Reply with one number: the count of lines in the records below that hold "JSON".
+ + + + +
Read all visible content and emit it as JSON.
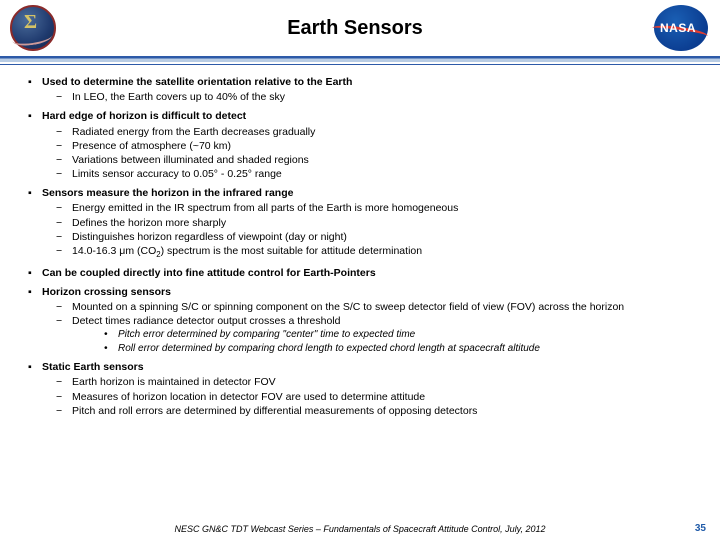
{
  "title": "Earth Sensors",
  "logos": {
    "left_sigma": "Σ",
    "right_text": "NASA"
  },
  "bullets": [
    {
      "text": "Used to determine the satellite orientation relative to the Earth",
      "subs": [
        {
          "text": "In LEO, the Earth covers up to 40% of the sky"
        }
      ]
    },
    {
      "text": "Hard edge of horizon is difficult to detect",
      "subs": [
        {
          "text": "Radiated energy from the Earth decreases gradually"
        },
        {
          "text": "Presence of atmosphere (~70 km)"
        },
        {
          "text": "Variations between illuminated and shaded regions"
        },
        {
          "text": "Limits sensor accuracy to 0.05° - 0.25° range"
        }
      ]
    },
    {
      "text": "Sensors measure the horizon in the infrared range",
      "subs": [
        {
          "text": "Energy emitted in the IR spectrum from all parts of the Earth is more homogeneous"
        },
        {
          "text": "Defines the horizon more sharply"
        },
        {
          "text": "Distinguishes horizon regardless of viewpoint (day or night)"
        },
        {
          "html": "14.0-16.3 μm (CO<sub>2</sub>) spectrum is the most suitable for attitude determination"
        }
      ]
    },
    {
      "text": "Can be coupled directly into fine attitude control for Earth-Pointers"
    },
    {
      "text": "Horizon crossing sensors",
      "subs": [
        {
          "text": "Mounted on a spinning S/C or spinning component on the S/C to sweep detector field of view (FOV) across the horizon"
        },
        {
          "text": "Detect times radiance detector output crosses a threshold",
          "subsubs": [
            {
              "text": "Pitch error determined by comparing \"center\" time to expected time"
            },
            {
              "text": "Roll error determined by comparing chord length to expected chord length at spacecraft altitude"
            }
          ]
        }
      ]
    },
    {
      "text": "Static Earth sensors",
      "subs": [
        {
          "text": "Earth horizon is maintained in detector FOV"
        },
        {
          "text": "Measures of horizon location in detector FOV are used to determine attitude"
        },
        {
          "text": "Pitch and roll errors are determined by differential measurements of opposing detectors"
        }
      ]
    }
  ],
  "footer": "NESC GN&C TDT Webcast Series – Fundamentals of Spacecraft Attitude Control, July, 2012",
  "page_number": "35",
  "markers": {
    "square": "▪",
    "dash": "−",
    "dot": "•"
  },
  "colors": {
    "rule_blue": "#2d5aa8",
    "pagenum": "#1f5aa8",
    "nasa_blue": "#0b3d91",
    "nasa_red": "#e03c31"
  }
}
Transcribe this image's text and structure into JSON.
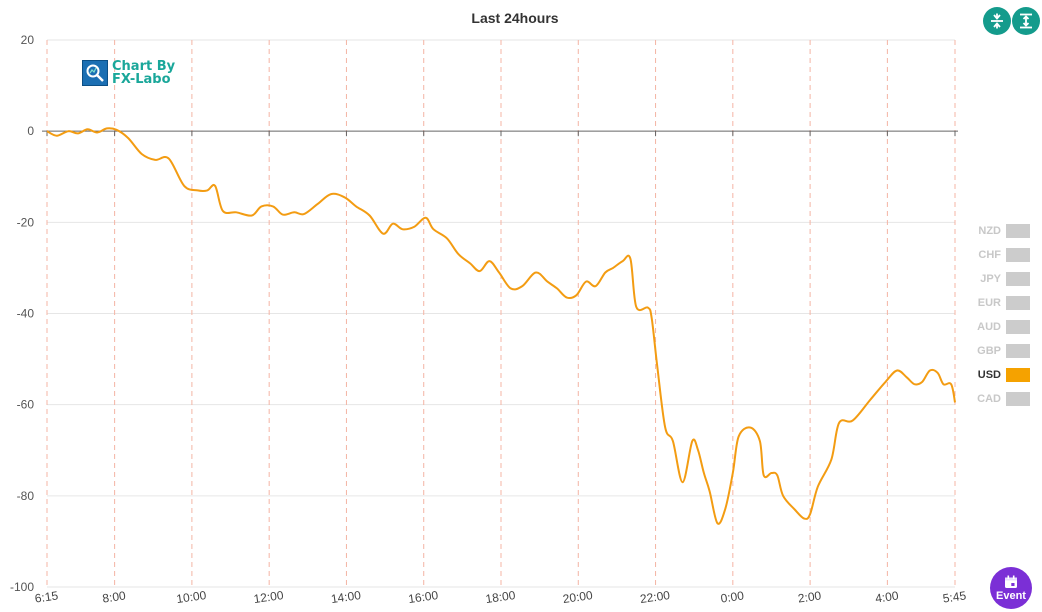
{
  "title": "Last 24hours",
  "logo": {
    "line1": "Chart By",
    "line2": "FX-Labo"
  },
  "buttons": {
    "collapse_icon": "compress-vertical-icon",
    "expand_icon": "expand-vertical-icon",
    "event_icon": "calendar-icon",
    "event_label": "Event"
  },
  "legend": {
    "items": [
      {
        "label": "NZD",
        "active": false
      },
      {
        "label": "CHF",
        "active": false
      },
      {
        "label": "JPY",
        "active": false
      },
      {
        "label": "EUR",
        "active": false
      },
      {
        "label": "AUD",
        "active": false
      },
      {
        "label": "GBP",
        "active": false
      },
      {
        "label": "USD",
        "active": true
      },
      {
        "label": "CAD",
        "active": false
      }
    ]
  },
  "colors": {
    "series": "#f39c12",
    "legend_active": "#f5a200",
    "legend_inactive": "#cccccc",
    "button_teal": "#149b8c",
    "event_purple": "#7b2fd6"
  },
  "chart_data": {
    "type": "line",
    "title": "Last 24hours",
    "ylim": [
      -100,
      20
    ],
    "yticks": [
      20,
      0,
      -20,
      -40,
      -60,
      -80,
      -100
    ],
    "xlim": [
      0,
      23.5
    ],
    "xticks": [
      {
        "label": "6:15",
        "x": 0
      },
      {
        "label": "8:00",
        "x": 1.75
      },
      {
        "label": "10:00",
        "x": 3.75
      },
      {
        "label": "12:00",
        "x": 5.75
      },
      {
        "label": "14:00",
        "x": 7.75
      },
      {
        "label": "16:00",
        "x": 9.75
      },
      {
        "label": "18:00",
        "x": 11.75
      },
      {
        "label": "20:00",
        "x": 13.75
      },
      {
        "label": "22:00",
        "x": 15.75
      },
      {
        "label": "0:00",
        "x": 17.75
      },
      {
        "label": "2:00",
        "x": 19.75
      },
      {
        "label": "4:00",
        "x": 21.75
      },
      {
        "label": "5:45",
        "x": 23.5
      }
    ],
    "grid": true,
    "series": [
      {
        "name": "USD",
        "points": [
          [
            0,
            0
          ],
          [
            0.25,
            -1
          ],
          [
            0.55,
            0
          ],
          [
            0.8,
            -0.5
          ],
          [
            1.05,
            0.4
          ],
          [
            1.3,
            -0.3
          ],
          [
            1.55,
            0.6
          ],
          [
            1.8,
            0.3
          ],
          [
            2.1,
            -1.5
          ],
          [
            2.45,
            -5
          ],
          [
            2.8,
            -6.3
          ],
          [
            3.15,
            -6
          ],
          [
            3.55,
            -12
          ],
          [
            3.9,
            -13
          ],
          [
            4.15,
            -13
          ],
          [
            4.35,
            -12
          ],
          [
            4.55,
            -17.5
          ],
          [
            4.9,
            -17.8
          ],
          [
            5.3,
            -18.5
          ],
          [
            5.55,
            -16.5
          ],
          [
            5.85,
            -16.5
          ],
          [
            6.1,
            -18.3
          ],
          [
            6.4,
            -17.8
          ],
          [
            6.65,
            -18.2
          ],
          [
            7.0,
            -16
          ],
          [
            7.35,
            -13.8
          ],
          [
            7.7,
            -14.5
          ],
          [
            8.0,
            -16.5
          ],
          [
            8.35,
            -18.5
          ],
          [
            8.7,
            -22.5
          ],
          [
            8.95,
            -20.3
          ],
          [
            9.2,
            -21.5
          ],
          [
            9.5,
            -21
          ],
          [
            9.8,
            -19
          ],
          [
            10.0,
            -21.5
          ],
          [
            10.35,
            -23.5
          ],
          [
            10.65,
            -27
          ],
          [
            10.95,
            -29
          ],
          [
            11.2,
            -30.7
          ],
          [
            11.45,
            -28.5
          ],
          [
            11.7,
            -31
          ],
          [
            12.0,
            -34.5
          ],
          [
            12.3,
            -34
          ],
          [
            12.65,
            -31
          ],
          [
            12.95,
            -33
          ],
          [
            13.2,
            -34.5
          ],
          [
            13.45,
            -36.5
          ],
          [
            13.7,
            -36
          ],
          [
            13.95,
            -33
          ],
          [
            14.2,
            -34
          ],
          [
            14.45,
            -31
          ],
          [
            14.65,
            -30
          ],
          [
            14.9,
            -28.5
          ],
          [
            15.1,
            -28
          ],
          [
            15.25,
            -38.5
          ],
          [
            15.55,
            -38.7
          ],
          [
            15.65,
            -41
          ],
          [
            15.8,
            -52
          ],
          [
            16.0,
            -65
          ],
          [
            16.2,
            -68
          ],
          [
            16.45,
            -77
          ],
          [
            16.7,
            -68
          ],
          [
            16.85,
            -70
          ],
          [
            17.0,
            -75
          ],
          [
            17.15,
            -79
          ],
          [
            17.35,
            -86
          ],
          [
            17.55,
            -83
          ],
          [
            17.75,
            -75
          ],
          [
            17.9,
            -67
          ],
          [
            18.2,
            -65
          ],
          [
            18.45,
            -68
          ],
          [
            18.55,
            -75.5
          ],
          [
            18.75,
            -75
          ],
          [
            18.9,
            -75.5
          ],
          [
            19.05,
            -80
          ],
          [
            19.35,
            -83
          ],
          [
            19.6,
            -85
          ],
          [
            19.75,
            -84
          ],
          [
            19.95,
            -78
          ],
          [
            20.3,
            -72
          ],
          [
            20.5,
            -64
          ],
          [
            20.85,
            -63.5
          ],
          [
            21.3,
            -59
          ],
          [
            21.7,
            -55
          ],
          [
            22.0,
            -52.5
          ],
          [
            22.25,
            -54
          ],
          [
            22.45,
            -55.5
          ],
          [
            22.65,
            -55
          ],
          [
            22.85,
            -52.5
          ],
          [
            23.05,
            -53
          ],
          [
            23.2,
            -55.5
          ],
          [
            23.4,
            -55.5
          ],
          [
            23.5,
            -59.5
          ]
        ]
      }
    ]
  }
}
+ + + + +
SOLUTION BELOW
2